_DIRECTIONS FOR THIS TASK_: Quote, verbatim, all material below, without pictures.

═════ PROVIDED RECORDS

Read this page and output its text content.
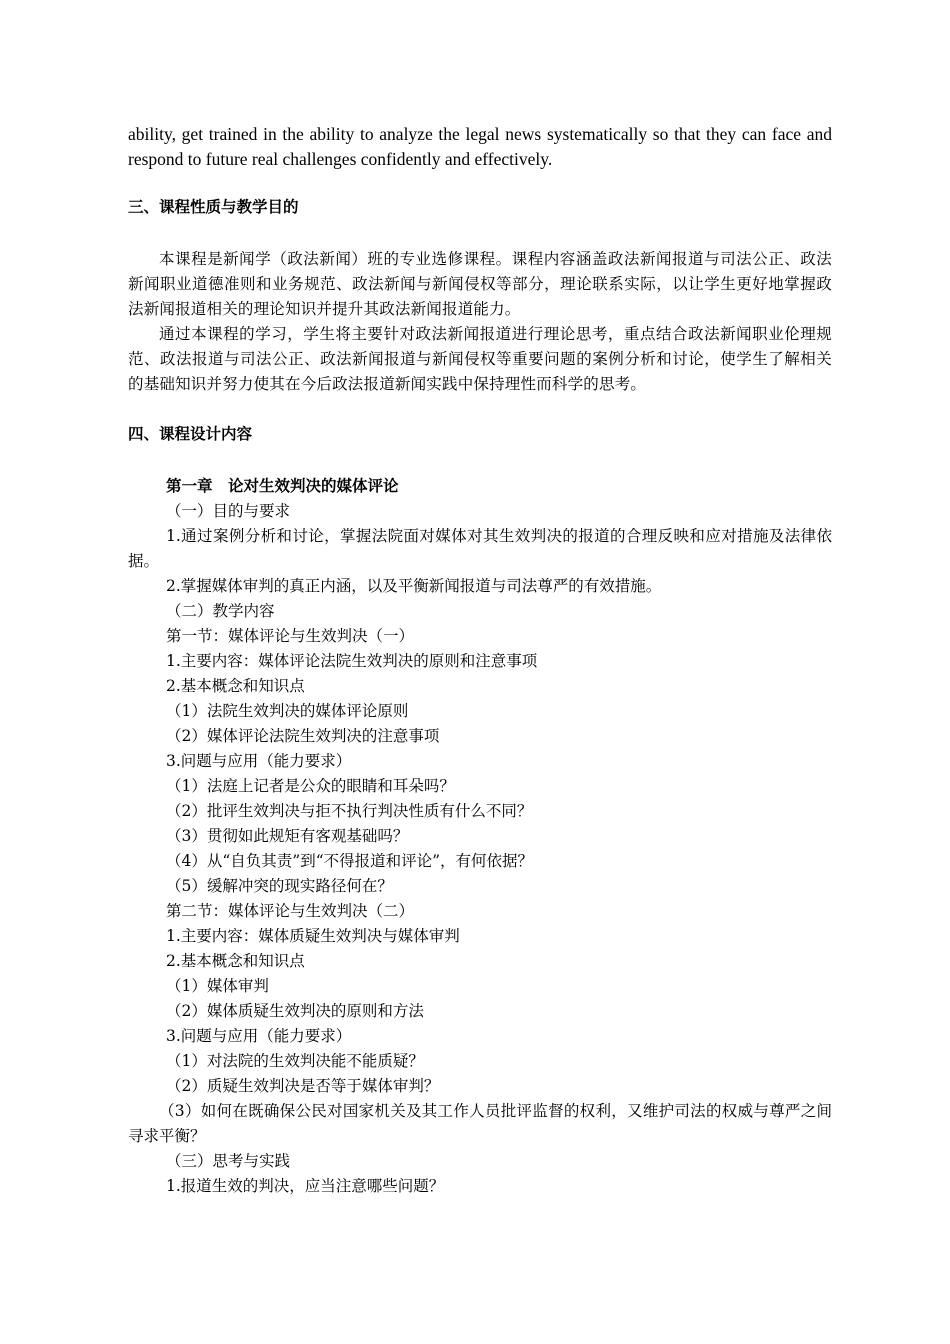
ability, get trained in the ability to analyze the legal news systematically so that they can face and respond to future real challenges confidently and effectively.

三、课程性质与教学目的

本课程是新闻学（政法新闻）班的专业选修课程。课程内容涵盖政法新闻报道与司法公正、政法新闻职业道德准则和业务规范、政法新闻与新闻侵权等部分，理论联系实际，以让学生更好地掌握政法新闻报道相关的理论知识并提升其政法新闻报道能力。

通过本课程的学习，学生将主要针对政法新闻报道进行理论思考，重点结合政法新闻职业伦理规范、政法报道与司法公正、政法新闻报道与新闻侵权等重要问题的案例分析和讨论，使学生了解相关的基础知识并努力使其在今后政法报道新闻实践中保持理性而科学的思考。

四、课程设计内容

第一章　论对生效判决的媒体评论

（一）目的与要求

1.通过案例分析和讨论，掌握法院面对媒体对其生效判决的报道的合理反映和应对措施及法律依据。

2.掌握媒体审判的真正内涵，以及平衡新闻报道与司法尊严的有效措施。

（二）教学内容

第一节：媒体评论与生效判决（一）

1.主要内容：媒体评论法院生效判决的原则和注意事项

2.基本概念和知识点

（1）法院生效判决的媒体评论原则

（2）媒体评论法院生效判决的注意事项

3.问题与应用（能力要求）

（1）法庭上记者是公众的眼睛和耳朵吗？

（2）批评生效判决与拒不执行判决性质有什么不同？

（3）贯彻如此规矩有客观基础吗？

（4）从“自负其责”到“不得报道和评论”，有何依据？

（5）缓解冲突的现实路径何在？

第二节：媒体评论与生效判决（二）

1.主要内容：媒体质疑生效判决与媒体审判

2.基本概念和知识点

（1）媒体审判

（2）媒体质疑生效判决的原则和方法

3.问题与应用（能力要求）

（1）对法院的生效判决能不能质疑？

（2）质疑生效判决是否等于媒体审判？

（3）如何在既确保公民对国家机关及其工作人员批评监督的权利，又维护司法的权威与尊严之间寻求平衡？

（三）思考与实践

1.报道生效的判决，应当注意哪些问题？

══════════

_RIGHT ANSWER_:
Read this page and output its text content.
ability, get trained in the ability to analyze the legal news systematically so that they can face and respond to future real challenges confidently and effectively.

三、课程性质与教学目的

本课程是新闻学（政法新闻）班的专业选修课程。课程内容涵盖政法新闻报道与司法公正、政法新闻职业道德准则和业务规范、政法新闻与新闻侵权等部分，理论联系实际，以让学生更好地掌握政法新闻报道相关的理论知识并提升其政法新闻报道能力。

通过本课程的学习，学生将主要针对政法新闻报道进行理论思考，重点结合政法新闻职业伦理规范、政法报道与司法公正、政法新闻报道与新闻侵权等重要问题的案例分析和讨论，使学生了解相关的基础知识并努力使其在今后政法报道新闻实践中保持理性而科学的思考。

四、课程设计内容

第一章　论对生效判决的媒体评论

（一）目的与要求

1.通过案例分析和讨论，掌握法院面对媒体对其生效判决的报道的合理反映和应对措施及法律依据。

2.掌握媒体审判的真正内涵，以及平衡新闻报道与司法尊严的有效措施。

（二）教学内容

第一节：媒体评论与生效判决（一）

1.主要内容：媒体评论法院生效判决的原则和注意事项

2.基本概念和知识点

（1）法院生效判决的媒体评论原则

（2）媒体评论法院生效判决的注意事项

3.问题与应用（能力要求）

（1）法庭上记者是公众的眼睛和耳朵吗？

（2）批评生效判决与拒不执行判决性质有什么不同？

（3）贯彻如此规矩有客观基础吗？

（4）从“自负其责”到“不得报道和评论”，有何依据？

（5）缓解冲突的现实路径何在？

第二节：媒体评论与生效判决（二）

1.主要内容：媒体质疑生效判决与媒体审判

2.基本概念和知识点

（1）媒体审判

（2）媒体质疑生效判决的原则和方法

3.问题与应用（能力要求）

（1）对法院的生效判决能不能质疑？

（2）质疑生效判决是否等于媒体审判？

（3）如何在既确保公民对国家机关及其工作人员批评监督的权利，又维护司法的权威与尊严之间寻求平衡？

（三）思考与实践

1.报道生效的判决，应当注意哪些问题？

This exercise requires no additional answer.